• INFORMATION SHOWN:

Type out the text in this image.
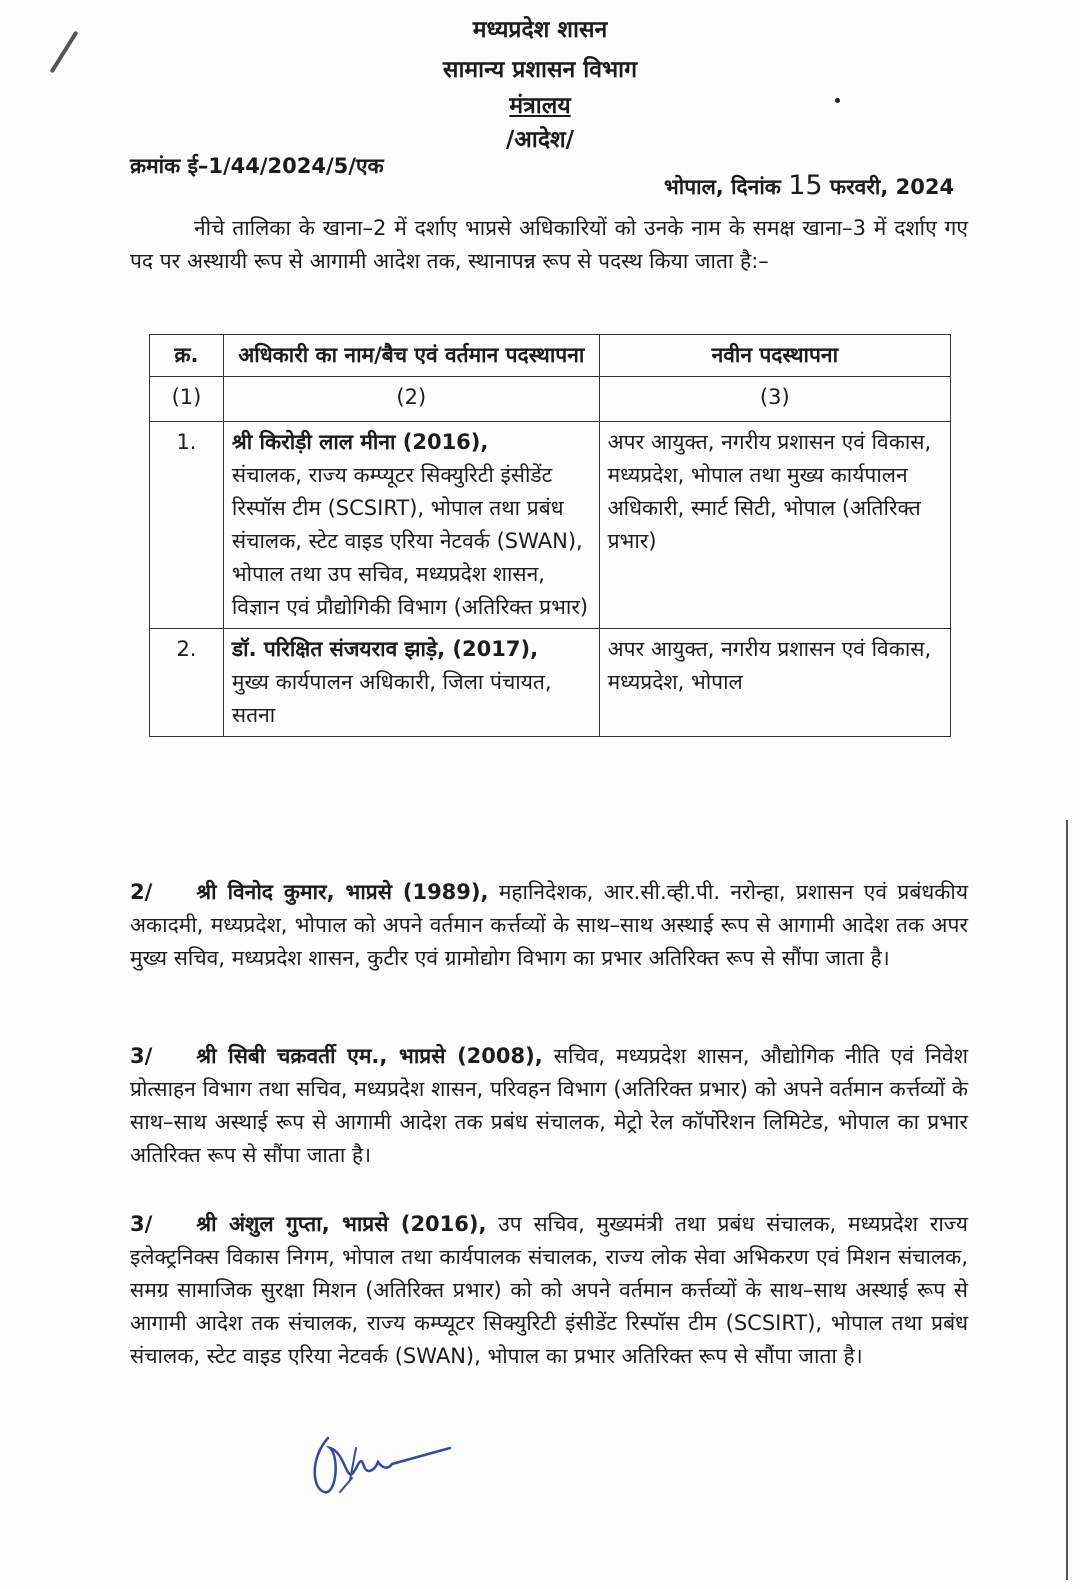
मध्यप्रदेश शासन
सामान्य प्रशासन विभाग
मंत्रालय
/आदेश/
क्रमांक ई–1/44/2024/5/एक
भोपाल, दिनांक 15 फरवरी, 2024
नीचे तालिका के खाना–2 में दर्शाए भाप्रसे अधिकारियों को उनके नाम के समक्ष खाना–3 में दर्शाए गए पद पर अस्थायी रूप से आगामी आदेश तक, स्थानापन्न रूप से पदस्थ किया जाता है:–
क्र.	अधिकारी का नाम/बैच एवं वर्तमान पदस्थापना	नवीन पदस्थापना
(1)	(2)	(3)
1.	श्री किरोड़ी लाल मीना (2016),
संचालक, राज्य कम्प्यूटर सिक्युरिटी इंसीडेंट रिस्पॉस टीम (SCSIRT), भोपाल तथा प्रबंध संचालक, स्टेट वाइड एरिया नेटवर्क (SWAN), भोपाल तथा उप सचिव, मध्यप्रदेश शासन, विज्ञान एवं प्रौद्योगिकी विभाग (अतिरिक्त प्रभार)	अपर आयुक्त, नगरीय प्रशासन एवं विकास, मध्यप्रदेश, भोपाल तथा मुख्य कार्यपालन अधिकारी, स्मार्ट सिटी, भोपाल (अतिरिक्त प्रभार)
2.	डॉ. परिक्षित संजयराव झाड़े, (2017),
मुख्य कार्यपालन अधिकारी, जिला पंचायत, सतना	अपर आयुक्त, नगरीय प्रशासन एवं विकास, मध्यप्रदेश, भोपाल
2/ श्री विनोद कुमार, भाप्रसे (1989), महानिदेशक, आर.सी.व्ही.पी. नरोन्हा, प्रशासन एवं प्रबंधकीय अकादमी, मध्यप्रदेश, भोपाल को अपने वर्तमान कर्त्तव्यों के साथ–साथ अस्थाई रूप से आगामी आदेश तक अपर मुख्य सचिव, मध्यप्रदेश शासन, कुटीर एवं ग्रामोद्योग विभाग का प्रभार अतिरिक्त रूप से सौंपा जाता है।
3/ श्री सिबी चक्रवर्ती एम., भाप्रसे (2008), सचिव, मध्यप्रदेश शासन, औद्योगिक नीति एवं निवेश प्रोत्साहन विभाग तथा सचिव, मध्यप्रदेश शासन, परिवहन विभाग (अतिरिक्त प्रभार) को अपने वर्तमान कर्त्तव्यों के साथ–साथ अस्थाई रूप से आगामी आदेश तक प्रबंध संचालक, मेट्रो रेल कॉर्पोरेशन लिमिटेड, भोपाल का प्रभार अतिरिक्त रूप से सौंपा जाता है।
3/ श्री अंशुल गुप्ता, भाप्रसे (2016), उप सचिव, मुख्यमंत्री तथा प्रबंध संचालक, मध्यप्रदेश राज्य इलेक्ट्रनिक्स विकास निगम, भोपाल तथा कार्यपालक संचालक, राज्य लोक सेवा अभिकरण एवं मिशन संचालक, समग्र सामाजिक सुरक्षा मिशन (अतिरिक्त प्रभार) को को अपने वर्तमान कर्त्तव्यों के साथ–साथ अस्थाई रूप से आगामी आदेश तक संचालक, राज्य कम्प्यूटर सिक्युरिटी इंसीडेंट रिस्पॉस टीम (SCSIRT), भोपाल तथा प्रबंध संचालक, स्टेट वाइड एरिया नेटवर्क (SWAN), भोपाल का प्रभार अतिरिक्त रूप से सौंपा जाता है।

• PROBLEM DESCRIPTION: Word for word, quote the lines above. Omit the pictures.

• PROBLEM SOLUTION:
Type out the text in this image.
मध्यप्रदेश शासन
सामान्य प्रशासन विभाग
मंत्रालय
/आदेश/
क्रमांक ई–1/44/2024/5/एक
भोपाल, दिनांक 15 फरवरी, 2024
नीचे तालिका के खाना–2 में दर्शाए भाप्रसे अधिकारियों को उनके नाम के समक्ष खाना–3 में दर्शाए गए पद पर अस्थायी रूप से आगामी आदेश तक, स्थानापन्न रूप से पदस्थ किया जाता है:–
क्र.	अधिकारी का नाम/बैच एवं वर्तमान पदस्थापना	नवीन पदस्थापना
(1)	(2)	(3)
1.	श्री किरोड़ी लाल मीना (2016),
संचालक, राज्य कम्प्यूटर सिक्युरिटी इंसीडेंट रिस्पॉस टीम (SCSIRT), भोपाल तथा प्रबंध संचालक, स्टेट वाइड एरिया नेटवर्क (SWAN), भोपाल तथा उप सचिव, मध्यप्रदेश शासन, विज्ञान एवं प्रौद्योगिकी विभाग (अतिरिक्त प्रभार)	अपर आयुक्त, नगरीय प्रशासन एवं विकास, मध्यप्रदेश, भोपाल तथा मुख्य कार्यपालन अधिकारी, स्मार्ट सिटी, भोपाल (अतिरिक्त प्रभार)
2.	डॉ. परिक्षित संजयराव झाड़े, (2017),
मुख्य कार्यपालन अधिकारी, जिला पंचायत, सतना	अपर आयुक्त, नगरीय प्रशासन एवं विकास, मध्यप्रदेश, भोपाल
2/ श्री विनोद कुमार, भाप्रसे (1989), महानिदेशक, आर.सी.व्ही.पी. नरोन्हा, प्रशासन एवं प्रबंधकीय अकादमी, मध्यप्रदेश, भोपाल को अपने वर्तमान कर्त्तव्यों के साथ–साथ अस्थाई रूप से आगामी आदेश तक अपर मुख्य सचिव, मध्यप्रदेश शासन, कुटीर एवं ग्रामोद्योग विभाग का प्रभार अतिरिक्त रूप से सौंपा जाता है।
3/ श्री सिबी चक्रवर्ती एम., भाप्रसे (2008), सचिव, मध्यप्रदेश शासन, औद्योगिक नीति एवं निवेश प्रोत्साहन विभाग तथा सचिव, मध्यप्रदेश शासन, परिवहन विभाग (अतिरिक्त प्रभार) को अपने वर्तमान कर्त्तव्यों के साथ–साथ अस्थाई रूप से आगामी आदेश तक प्रबंध संचालक, मेट्रो रेल कॉर्पोरेशन लिमिटेड, भोपाल का प्रभार अतिरिक्त रूप से सौंपा जाता है।
3/ श्री अंशुल गुप्ता, भाप्रसे (2016), उप सचिव, मुख्यमंत्री तथा प्रबंध संचालक, मध्यप्रदेश राज्य इलेक्ट्रनिक्स विकास निगम, भोपाल तथा कार्यपालक संचालक, राज्य लोक सेवा अभिकरण एवं मिशन संचालक, समग्र सामाजिक सुरक्षा मिशन (अतिरिक्त प्रभार) को को अपने वर्तमान कर्त्तव्यों के साथ–साथ अस्थाई रूप से आगामी आदेश तक संचालक, राज्य कम्प्यूटर सिक्युरिटी इंसीडेंट रिस्पॉस टीम (SCSIRT), भोपाल तथा प्रबंध संचालक, स्टेट वाइड एरिया नेटवर्क (SWAN), भोपाल का प्रभार अतिरिक्त रूप से सौंपा जाता है।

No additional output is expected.